**Exercise prompt:** Go through the listing and write out all of it exactly.

___ Data supplied ___

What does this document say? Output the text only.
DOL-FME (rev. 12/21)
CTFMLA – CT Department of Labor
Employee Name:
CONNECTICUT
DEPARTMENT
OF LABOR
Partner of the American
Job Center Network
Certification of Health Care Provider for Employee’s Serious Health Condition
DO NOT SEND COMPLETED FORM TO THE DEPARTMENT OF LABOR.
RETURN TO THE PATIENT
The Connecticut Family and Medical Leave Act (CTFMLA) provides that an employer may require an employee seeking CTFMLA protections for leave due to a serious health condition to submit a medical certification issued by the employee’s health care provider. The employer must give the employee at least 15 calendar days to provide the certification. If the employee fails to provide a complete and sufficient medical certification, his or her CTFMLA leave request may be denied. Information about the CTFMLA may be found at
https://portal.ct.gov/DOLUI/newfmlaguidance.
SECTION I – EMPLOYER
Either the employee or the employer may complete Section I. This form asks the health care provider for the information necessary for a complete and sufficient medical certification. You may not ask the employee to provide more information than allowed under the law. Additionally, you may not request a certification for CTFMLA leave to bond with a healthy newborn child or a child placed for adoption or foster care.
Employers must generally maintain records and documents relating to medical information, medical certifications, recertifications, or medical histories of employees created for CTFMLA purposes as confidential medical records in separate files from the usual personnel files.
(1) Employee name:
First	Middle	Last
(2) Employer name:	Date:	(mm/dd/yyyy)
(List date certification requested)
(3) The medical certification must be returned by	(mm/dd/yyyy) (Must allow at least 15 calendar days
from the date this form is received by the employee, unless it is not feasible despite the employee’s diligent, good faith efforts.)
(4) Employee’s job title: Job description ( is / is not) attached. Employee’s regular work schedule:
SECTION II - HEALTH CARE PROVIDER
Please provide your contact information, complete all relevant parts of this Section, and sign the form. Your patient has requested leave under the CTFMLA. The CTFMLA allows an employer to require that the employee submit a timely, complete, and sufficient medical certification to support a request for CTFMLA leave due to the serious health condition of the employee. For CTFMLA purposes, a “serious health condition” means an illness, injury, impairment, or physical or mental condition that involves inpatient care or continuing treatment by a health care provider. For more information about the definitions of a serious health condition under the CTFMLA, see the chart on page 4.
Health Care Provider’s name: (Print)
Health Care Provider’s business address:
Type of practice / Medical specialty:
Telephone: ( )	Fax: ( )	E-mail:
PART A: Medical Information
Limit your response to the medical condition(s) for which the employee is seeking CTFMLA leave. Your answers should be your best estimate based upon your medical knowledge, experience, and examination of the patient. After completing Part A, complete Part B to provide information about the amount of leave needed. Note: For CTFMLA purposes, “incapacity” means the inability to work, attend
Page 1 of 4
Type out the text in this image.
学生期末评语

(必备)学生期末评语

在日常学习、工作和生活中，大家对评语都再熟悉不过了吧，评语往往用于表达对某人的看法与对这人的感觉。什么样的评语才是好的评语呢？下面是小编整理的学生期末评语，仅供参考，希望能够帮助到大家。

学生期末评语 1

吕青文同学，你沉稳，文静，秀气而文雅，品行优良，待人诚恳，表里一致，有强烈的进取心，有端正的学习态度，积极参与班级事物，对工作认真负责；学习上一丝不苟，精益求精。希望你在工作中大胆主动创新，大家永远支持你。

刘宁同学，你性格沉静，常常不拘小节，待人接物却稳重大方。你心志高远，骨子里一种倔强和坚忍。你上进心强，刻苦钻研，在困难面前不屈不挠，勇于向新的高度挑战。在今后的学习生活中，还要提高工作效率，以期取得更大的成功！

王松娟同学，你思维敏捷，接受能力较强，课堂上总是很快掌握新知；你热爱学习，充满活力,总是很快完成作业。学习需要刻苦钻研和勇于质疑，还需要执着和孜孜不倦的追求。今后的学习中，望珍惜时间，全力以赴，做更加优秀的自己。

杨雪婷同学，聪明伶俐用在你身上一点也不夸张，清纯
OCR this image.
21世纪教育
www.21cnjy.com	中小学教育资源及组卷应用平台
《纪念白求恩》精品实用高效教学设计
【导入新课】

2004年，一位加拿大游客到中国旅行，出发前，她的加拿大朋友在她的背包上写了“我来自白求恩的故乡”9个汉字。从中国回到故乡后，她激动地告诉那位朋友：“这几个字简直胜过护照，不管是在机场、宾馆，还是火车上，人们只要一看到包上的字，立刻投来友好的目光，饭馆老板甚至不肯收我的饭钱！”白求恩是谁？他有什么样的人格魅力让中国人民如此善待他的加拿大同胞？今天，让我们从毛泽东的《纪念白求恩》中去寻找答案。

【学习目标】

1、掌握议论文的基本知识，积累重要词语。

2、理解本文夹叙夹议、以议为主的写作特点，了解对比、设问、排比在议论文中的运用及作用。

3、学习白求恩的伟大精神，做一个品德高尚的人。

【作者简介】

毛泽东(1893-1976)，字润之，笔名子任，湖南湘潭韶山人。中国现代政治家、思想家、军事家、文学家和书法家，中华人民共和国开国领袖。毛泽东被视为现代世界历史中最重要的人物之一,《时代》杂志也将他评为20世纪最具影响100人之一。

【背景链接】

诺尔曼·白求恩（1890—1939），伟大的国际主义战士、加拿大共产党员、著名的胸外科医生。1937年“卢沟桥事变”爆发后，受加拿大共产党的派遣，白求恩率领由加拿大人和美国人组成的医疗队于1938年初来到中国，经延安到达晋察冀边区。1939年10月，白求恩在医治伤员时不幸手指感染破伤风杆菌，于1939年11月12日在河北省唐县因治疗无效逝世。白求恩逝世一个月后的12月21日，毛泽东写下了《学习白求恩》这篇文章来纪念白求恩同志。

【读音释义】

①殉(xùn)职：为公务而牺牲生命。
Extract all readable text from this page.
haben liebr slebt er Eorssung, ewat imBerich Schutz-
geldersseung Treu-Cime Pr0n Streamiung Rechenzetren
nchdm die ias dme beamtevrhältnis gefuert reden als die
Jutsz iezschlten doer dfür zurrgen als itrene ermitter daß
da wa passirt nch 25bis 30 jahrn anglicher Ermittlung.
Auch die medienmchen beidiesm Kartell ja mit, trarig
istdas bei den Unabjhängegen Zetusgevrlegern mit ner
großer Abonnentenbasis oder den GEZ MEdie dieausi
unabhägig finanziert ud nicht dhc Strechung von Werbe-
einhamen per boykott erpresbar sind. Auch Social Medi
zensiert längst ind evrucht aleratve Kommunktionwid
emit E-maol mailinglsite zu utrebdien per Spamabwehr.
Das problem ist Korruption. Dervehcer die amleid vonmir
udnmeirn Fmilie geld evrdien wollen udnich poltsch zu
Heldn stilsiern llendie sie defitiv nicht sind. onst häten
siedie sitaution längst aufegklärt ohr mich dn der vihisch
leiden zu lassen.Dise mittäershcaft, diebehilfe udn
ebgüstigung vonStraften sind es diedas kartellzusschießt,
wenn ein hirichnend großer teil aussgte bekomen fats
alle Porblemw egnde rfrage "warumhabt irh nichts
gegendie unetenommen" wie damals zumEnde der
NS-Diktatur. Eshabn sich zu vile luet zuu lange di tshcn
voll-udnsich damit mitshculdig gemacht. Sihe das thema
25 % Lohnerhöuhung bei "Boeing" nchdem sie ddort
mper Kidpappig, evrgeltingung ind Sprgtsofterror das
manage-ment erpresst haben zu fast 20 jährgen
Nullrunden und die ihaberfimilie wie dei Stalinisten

___

**Answer in full:**
What does this document say? Output the text only.
DOL-FME (rev. 12/21)
CTFMLA – CT Department of Labor
Employee Name:
CONNECTICUT
DEPARTMENT
OF LABOR
Partner of the American
Job Center Network
Certification of Health Care Provider for Employee’s Serious Health Condition
DO NOT SEND COMPLETED FORM TO THE DEPARTMENT OF LABOR.
RETURN TO THE PATIENT
The Connecticut Family and Medical Leave Act (CTFMLA) provides that an employer may require an employee seeking CTFMLA protections for leave due to a serious health condition to submit a medical certification issued by the employee’s health care provider. The employer must give the employee at least 15 calendar days to provide the certification. If the employee fails to provide a complete and sufficient medical certification, his or her CTFMLA leave request may be denied. Information about the CTFMLA may be found at
https://portal.ct.gov/DOLUI/newfmlaguidance.
SECTION I – EMPLOYER
Either the employee or the employer may complete Section I. This form asks the health care provider for the information necessary for a complete and sufficient medical certification. You may not ask the employee to provide more information than allowed under the law. Additionally, you may not request a certification for CTFMLA leave to bond with a healthy newborn child or a child placed for adoption or foster care.
Employers must generally maintain records and documents relating to medical information, medical certifications, recertifications, or medical histories of employees created for CTFMLA purposes as confidential medical records in separate files from the usual personnel files.
(1) Employee name:
First	Middle	Last
(2) Employer name:	Date:	(mm/dd/yyyy)
(List date certification requested)
(3) The medical certification must be returned by	(mm/dd/yyyy) (Must allow at least 15 calendar days
from the date this form is received by the employee, unless it is not feasible despite the employee’s diligent, good faith efforts.)
(4) Employee’s job title: Job description ( is / is not) attached. Employee’s regular work schedule:
SECTION II - HEALTH CARE PROVIDER
Please provide your contact information, complete all relevant parts of this Section, and sign the form. Your patient has requested leave under the CTFMLA. The CTFMLA allows an employer to require that the employee submit a timely, complete, and sufficient medical certification to support a request for CTFMLA leave due to the serious health condition of the employee. For CTFMLA purposes, a “serious health condition” means an illness, injury, impairment, or physical or mental condition that involves inpatient care or continuing treatment by a health care provider. For more information about the definitions of a serious health condition under the CTFMLA, see the chart on page 4.
Health Care Provider’s name: (Print)
Health Care Provider’s business address:
Type of practice / Medical specialty:
Telephone: ( )	Fax: ( )	E-mail:
PART A: Medical Information
Limit your response to the medical condition(s) for which the employee is seeking CTFMLA leave. Your answers should be your best estimate based upon your medical knowledge, experience, and examination of the patient. After completing Part A, complete Part B to provide information about the amount of leave needed. Note: For CTFMLA purposes, “incapacity” means the inability to work, attend
Page 1 of 4
Type out the text in this image.
学生期末评语

(必备)学生期末评语

在日常学习、工作和生活中，大家对评语都再熟悉不过了吧，评语往往用于表达对某人的看法与对这人的感觉。什么样的评语才是好的评语呢？下面是小编整理的学生期末评语，仅供参考，希望能够帮助到大家。

学生期末评语 1

吕青文同学，你沉稳，文静，秀气而文雅，品行优良，待人诚恳，表里一致，有强烈的进取心，有端正的学习态度，积极参与班级事物，对工作认真负责；学习上一丝不苟，精益求精。希望你在工作中大胆主动创新，大家永远支持你。

刘宁同学，你性格沉静，常常不拘小节，待人接物却稳重大方。你心志高远，骨子里一种倔强和坚忍。你上进心强，刻苦钻研，在困难面前不屈不挠，勇于向新的高度挑战。在今后的学习生活中，还要提高工作效率，以期取得更大的成功！

王松娟同学，你思维敏捷，接受能力较强，课堂上总是很快掌握新知；你热爱学习，充满活力,总是很快完成作业。学习需要刻苦钻研和勇于质疑，还需要执着和孜孜不倦的追求。今后的学习中，望珍惜时间，全力以赴，做更加优秀的自己。

杨雪婷同学，聪明伶俐用在你身上一点也不夸张，清纯
OCR this image.
21世纪教育
www.21cnjy.com	中小学教育资源及组卷应用平台
《纪念白求恩》精品实用高效教学设计
【导入新课】

2004年，一位加拿大游客到中国旅行，出发前，她的加拿大朋友在她的背包上写了“我来自白求恩的故乡”9个汉字。从中国回到故乡后，她激动地告诉那位朋友：“这几个字简直胜过护照，不管是在机场、宾馆，还是火车上，人们只要一看到包上的字，立刻投来友好的目光，饭馆老板甚至不肯收我的饭钱！”白求恩是谁？他有什么样的人格魅力让中国人民如此善待他的加拿大同胞？今天，让我们从毛泽东的《纪念白求恩》中去寻找答案。

【学习目标】

1、掌握议论文的基本知识，积累重要词语。

2、理解本文夹叙夹议、以议为主的写作特点，了解对比、设问、排比在议论文中的运用及作用。

3、学习白求恩的伟大精神，做一个品德高尚的人。

【作者简介】

毛泽东(1893-1976)，字润之，笔名子任，湖南湘潭韶山人。中国现代政治家、思想家、军事家、文学家和书法家，中华人民共和国开国领袖。毛泽东被视为现代世界历史中最重要的人物之一,《时代》杂志也将他评为20世纪最具影响100人之一。

【背景链接】

诺尔曼·白求恩（1890—1939），伟大的国际主义战士、加拿大共产党员、著名的胸外科医生。1937年“卢沟桥事变”爆发后，受加拿大共产党的派遣，白求恩率领由加拿大人和美国人组成的医疗队于1938年初来到中国，经延安到达晋察冀边区。1939年10月，白求恩在医治伤员时不幸手指感染破伤风杆菌，于1939年11月12日在河北省唐县因治疗无效逝世。白求恩逝世一个月后的12月21日，毛泽东写下了《学习白求恩》这篇文章来纪念白求恩同志。

【读音释义】

①殉(xùn)职：为公务而牺牲生命。
Extract all readable text from this page.
haben liebr slebt er Eorssung, ewat imBerich Schutz-
geldersseung Treu-Cime Pr0n Streamiung Rechenzetren
nchdm die ias dme beamtevrhältnis gefuert reden als die
Jutsz iezschlten doer dfür zurrgen als itrene ermitter daß
da wa passirt nch 25bis 30 jahrn anglicher Ermittlung.
Auch die medienmchen beidiesm Kartell ja mit, trarig
istdas bei den Unabjhängegen Zetusgevrlegern mit ner
großer Abonnentenbasis oder den GEZ MEdie dieausi
unabhägig finanziert ud nicht dhc Strechung von Werbe-
einhamen per boykott erpresbar sind. Auch Social Medi
zensiert längst ind evrucht aleratve Kommunktionwid
emit E-maol mailinglsite zu utrebdien per Spamabwehr.
Das problem ist Korruption. Dervehcer die amleid vonmir
udnmeirn Fmilie geld evrdien wollen udnich poltsch zu
Heldn stilsiern llendie sie defitiv nicht sind. onst häten
siedie sitaution längst aufegklärt ohr mich dn der vihisch
leiden zu lassen.Dise mittäershcaft, diebehilfe udn
ebgüstigung vonStraften sind es diedas kartellzusschießt,
wenn ein hirichnend großer teil aussgte bekomen fats
alle Porblemw egnde rfrage "warumhabt irh nichts
gegendie unetenommen" wie damals zumEnde der
NS-Diktatur. Eshabn sich zu vile luet zuu lange di tshcn
voll-udnsich damit mitshculdig gemacht. Sihe das thema
25 % Lohnerhöuhung bei "Boeing" nchdem sie ddort
mper Kidpappig, evrgeltingung ind Sprgtsofterror das
manage-ment erpresst haben zu fast 20 jährgen
Nullrunden und die ihaberfimilie wie dei Stalinisten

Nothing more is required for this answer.